REQUIREMENTS - Pull out every line in the data that has the string "Output" in it.
## START
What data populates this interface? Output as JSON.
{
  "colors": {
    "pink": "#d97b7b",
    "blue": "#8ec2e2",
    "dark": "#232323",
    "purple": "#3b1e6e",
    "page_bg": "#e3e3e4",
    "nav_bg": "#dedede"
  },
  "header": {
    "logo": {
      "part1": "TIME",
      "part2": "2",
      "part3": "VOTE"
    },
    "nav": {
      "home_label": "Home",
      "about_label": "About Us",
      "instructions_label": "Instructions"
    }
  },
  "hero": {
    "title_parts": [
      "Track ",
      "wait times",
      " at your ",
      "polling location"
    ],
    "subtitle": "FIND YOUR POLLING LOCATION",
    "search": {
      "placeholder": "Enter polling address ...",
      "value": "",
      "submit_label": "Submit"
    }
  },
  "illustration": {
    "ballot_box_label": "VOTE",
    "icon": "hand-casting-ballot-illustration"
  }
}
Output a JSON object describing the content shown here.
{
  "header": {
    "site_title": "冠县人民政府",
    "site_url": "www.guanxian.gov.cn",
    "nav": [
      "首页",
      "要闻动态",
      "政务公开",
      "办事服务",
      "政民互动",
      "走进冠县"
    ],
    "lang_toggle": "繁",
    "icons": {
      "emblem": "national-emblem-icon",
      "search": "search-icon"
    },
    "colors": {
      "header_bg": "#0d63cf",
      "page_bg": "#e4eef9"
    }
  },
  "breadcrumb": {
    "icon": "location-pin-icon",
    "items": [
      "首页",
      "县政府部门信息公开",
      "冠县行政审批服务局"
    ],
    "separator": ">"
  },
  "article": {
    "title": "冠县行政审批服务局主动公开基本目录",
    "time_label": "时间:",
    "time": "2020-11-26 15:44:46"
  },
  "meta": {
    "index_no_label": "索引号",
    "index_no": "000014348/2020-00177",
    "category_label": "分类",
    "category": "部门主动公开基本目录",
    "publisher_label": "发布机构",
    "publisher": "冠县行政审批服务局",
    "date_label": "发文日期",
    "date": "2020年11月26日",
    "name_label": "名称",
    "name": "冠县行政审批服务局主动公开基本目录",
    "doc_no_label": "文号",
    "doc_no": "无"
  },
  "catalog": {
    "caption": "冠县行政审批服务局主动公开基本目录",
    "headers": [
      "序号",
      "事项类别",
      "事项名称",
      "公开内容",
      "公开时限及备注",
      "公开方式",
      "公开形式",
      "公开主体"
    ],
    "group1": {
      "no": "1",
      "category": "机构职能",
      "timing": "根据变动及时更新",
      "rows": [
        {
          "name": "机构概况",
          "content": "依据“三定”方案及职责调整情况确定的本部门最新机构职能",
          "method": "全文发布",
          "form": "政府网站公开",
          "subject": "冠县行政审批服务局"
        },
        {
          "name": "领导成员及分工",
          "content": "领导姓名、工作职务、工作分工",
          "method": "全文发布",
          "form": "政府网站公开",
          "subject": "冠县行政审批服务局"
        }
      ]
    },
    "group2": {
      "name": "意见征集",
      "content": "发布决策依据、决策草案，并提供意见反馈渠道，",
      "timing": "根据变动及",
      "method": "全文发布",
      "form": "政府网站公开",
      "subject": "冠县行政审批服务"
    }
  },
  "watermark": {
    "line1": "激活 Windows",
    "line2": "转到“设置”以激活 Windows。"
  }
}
## END
WORKED SOLUTION -
What data populates this interface? Output as JSON.
Output a JSON object describing the content shown here.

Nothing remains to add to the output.